Recorded information ->
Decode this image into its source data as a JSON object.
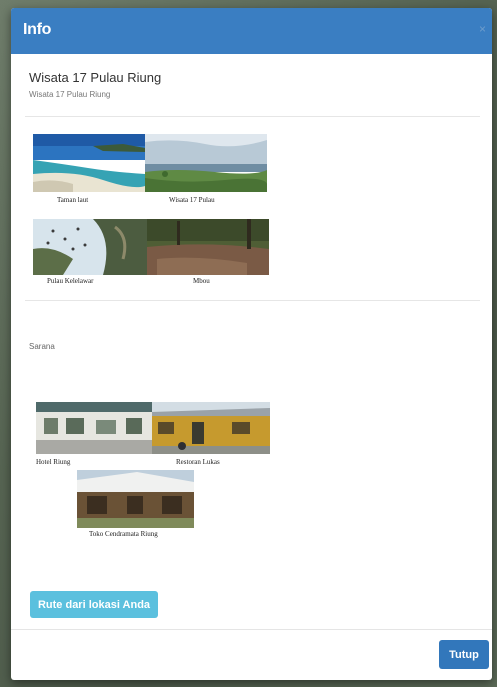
{
  "modal": {
    "title": "Info",
    "close_icon": "close-icon",
    "close_glyph": "×"
  },
  "place": {
    "name": "Wisata 17 Pulau Riung",
    "subtitle": "Wisata 17 Pulau Riung"
  },
  "tourism_gallery": [
    {
      "caption": "Taman laut",
      "image": "beach-lagoon-photo"
    },
    {
      "caption": "Wisata 17 Pulau",
      "image": "sea-islands-photo"
    },
    {
      "caption": "Pulau Kelelawar",
      "image": "bats-tree-photo"
    },
    {
      "caption": "Mbou",
      "image": "forest-clearing-photo"
    }
  ],
  "facilities": {
    "label": "Sarana",
    "items": [
      {
        "caption": "Hotel Riung",
        "image": "hotel-building-photo"
      },
      {
        "caption": "Restoran Lukas",
        "image": "restaurant-building-photo"
      },
      {
        "caption": "Toko Cendramata Riung",
        "image": "souvenir-shop-photo"
      }
    ]
  },
  "actions": {
    "route_label": "Rute dari lokasi Anda",
    "close_label": "Tutup"
  },
  "colors": {
    "header": "#3a7ec2",
    "route_button": "#5bc0de",
    "close_button": "#3277bb"
  }
}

Exercise details -> Could you reproduce every record above exactly, leaving out the pictures?

Exercise solution ->
Decode this image into its source data as a JSON object.
{
  "modal": {
    "title": "Info",
    "close_icon": "close-icon",
    "close_glyph": "×"
  },
  "place": {
    "name": "Wisata 17 Pulau Riung",
    "subtitle": "Wisata 17 Pulau Riung"
  },
  "tourism_gallery": [
    {
      "caption": "Taman laut",
      "image": "beach-lagoon-photo"
    },
    {
      "caption": "Wisata 17 Pulau",
      "image": "sea-islands-photo"
    },
    {
      "caption": "Pulau Kelelawar",
      "image": "bats-tree-photo"
    },
    {
      "caption": "Mbou",
      "image": "forest-clearing-photo"
    }
  ],
  "facilities": {
    "label": "Sarana",
    "items": [
      {
        "caption": "Hotel Riung",
        "image": "hotel-building-photo"
      },
      {
        "caption": "Restoran Lukas",
        "image": "restaurant-building-photo"
      },
      {
        "caption": "Toko Cendramata Riung",
        "image": "souvenir-shop-photo"
      }
    ]
  },
  "actions": {
    "route_label": "Rute dari lokasi Anda",
    "close_label": "Tutup"
  },
  "colors": {
    "header": "#3a7ec2",
    "route_button": "#5bc0de",
    "close_button": "#3277bb"
  }
}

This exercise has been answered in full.